_Exercise goal_
Each line of the data that includes the string "Prov" is to be copied out.
################
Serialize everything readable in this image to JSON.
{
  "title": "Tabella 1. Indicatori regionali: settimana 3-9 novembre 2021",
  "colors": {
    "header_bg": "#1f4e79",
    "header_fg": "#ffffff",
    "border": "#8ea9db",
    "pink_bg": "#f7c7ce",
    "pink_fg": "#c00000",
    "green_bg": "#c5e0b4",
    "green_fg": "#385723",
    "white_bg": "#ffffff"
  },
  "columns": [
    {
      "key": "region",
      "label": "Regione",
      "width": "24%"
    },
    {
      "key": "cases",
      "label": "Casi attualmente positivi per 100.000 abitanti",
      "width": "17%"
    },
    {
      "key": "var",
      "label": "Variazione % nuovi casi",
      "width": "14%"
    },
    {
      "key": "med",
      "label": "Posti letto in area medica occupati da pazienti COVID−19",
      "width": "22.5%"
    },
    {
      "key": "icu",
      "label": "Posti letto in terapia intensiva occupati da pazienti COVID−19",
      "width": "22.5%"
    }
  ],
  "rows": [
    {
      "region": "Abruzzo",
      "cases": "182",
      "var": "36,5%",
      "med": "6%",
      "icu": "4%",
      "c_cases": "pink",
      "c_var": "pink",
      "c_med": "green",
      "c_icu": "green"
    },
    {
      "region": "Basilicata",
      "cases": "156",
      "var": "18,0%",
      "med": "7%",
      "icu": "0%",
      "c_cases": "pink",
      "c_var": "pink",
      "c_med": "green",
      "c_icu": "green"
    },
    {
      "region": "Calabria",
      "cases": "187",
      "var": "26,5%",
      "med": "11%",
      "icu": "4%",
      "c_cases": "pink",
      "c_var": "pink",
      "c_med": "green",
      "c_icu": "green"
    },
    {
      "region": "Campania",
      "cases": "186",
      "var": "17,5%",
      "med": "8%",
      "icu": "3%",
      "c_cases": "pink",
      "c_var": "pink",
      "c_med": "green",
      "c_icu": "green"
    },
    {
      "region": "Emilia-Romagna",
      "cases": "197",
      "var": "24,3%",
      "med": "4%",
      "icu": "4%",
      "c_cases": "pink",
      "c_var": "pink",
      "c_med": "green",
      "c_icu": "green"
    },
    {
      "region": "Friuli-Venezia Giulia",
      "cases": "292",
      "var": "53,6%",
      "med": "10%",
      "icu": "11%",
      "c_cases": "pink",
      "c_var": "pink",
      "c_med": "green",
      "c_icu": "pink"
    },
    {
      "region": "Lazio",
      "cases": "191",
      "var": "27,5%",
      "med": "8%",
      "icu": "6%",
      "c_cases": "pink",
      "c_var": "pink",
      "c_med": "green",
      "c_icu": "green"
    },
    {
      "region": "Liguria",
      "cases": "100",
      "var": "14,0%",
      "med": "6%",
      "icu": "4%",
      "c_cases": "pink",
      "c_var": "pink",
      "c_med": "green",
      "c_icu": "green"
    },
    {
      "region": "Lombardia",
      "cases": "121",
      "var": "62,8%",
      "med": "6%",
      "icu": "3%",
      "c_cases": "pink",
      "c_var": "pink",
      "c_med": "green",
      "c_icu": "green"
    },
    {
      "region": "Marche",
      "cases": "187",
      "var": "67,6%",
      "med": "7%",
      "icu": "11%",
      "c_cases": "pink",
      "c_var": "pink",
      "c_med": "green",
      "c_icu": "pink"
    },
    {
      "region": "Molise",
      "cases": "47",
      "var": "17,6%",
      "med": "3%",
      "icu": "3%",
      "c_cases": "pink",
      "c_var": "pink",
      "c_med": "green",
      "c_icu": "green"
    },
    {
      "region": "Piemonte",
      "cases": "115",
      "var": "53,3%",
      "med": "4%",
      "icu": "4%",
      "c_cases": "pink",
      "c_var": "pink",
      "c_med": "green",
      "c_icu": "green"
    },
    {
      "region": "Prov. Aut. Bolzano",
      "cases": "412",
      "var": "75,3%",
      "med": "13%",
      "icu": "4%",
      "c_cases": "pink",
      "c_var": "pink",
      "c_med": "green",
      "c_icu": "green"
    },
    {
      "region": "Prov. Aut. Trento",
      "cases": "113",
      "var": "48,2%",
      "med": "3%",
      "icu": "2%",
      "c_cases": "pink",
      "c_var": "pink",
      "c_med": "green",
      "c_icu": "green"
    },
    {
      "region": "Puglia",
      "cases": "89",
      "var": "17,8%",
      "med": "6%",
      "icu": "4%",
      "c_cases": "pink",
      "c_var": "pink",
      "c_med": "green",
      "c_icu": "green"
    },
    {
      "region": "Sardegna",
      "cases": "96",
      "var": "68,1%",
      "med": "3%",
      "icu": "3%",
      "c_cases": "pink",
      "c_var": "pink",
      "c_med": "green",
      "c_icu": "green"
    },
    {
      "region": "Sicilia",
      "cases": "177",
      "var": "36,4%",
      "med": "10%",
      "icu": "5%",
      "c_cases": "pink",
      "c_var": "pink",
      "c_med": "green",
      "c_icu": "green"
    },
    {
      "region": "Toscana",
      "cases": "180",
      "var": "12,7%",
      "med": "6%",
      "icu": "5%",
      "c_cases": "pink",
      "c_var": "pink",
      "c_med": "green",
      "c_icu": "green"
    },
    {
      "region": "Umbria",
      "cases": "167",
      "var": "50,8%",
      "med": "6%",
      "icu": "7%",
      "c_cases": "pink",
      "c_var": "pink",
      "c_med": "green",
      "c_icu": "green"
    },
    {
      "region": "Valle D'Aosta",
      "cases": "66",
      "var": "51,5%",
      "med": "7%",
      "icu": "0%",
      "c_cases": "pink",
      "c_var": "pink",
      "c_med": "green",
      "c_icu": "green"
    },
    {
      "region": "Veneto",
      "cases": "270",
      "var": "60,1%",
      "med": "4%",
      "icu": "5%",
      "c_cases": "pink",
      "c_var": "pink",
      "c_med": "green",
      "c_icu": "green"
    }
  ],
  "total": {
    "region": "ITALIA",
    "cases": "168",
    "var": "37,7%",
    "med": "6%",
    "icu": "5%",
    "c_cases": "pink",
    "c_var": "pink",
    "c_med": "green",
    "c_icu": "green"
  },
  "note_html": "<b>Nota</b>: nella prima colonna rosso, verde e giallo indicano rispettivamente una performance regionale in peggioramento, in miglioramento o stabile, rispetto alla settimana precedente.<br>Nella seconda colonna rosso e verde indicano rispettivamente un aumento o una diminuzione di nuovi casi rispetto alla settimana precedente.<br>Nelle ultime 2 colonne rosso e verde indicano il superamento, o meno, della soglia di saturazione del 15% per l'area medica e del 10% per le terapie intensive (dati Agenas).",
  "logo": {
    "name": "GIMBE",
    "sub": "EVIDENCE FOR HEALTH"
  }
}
################
_The output_
      "region": "Prov. Aut. Bolzano",
      "region": "Prov. Aut. Trento",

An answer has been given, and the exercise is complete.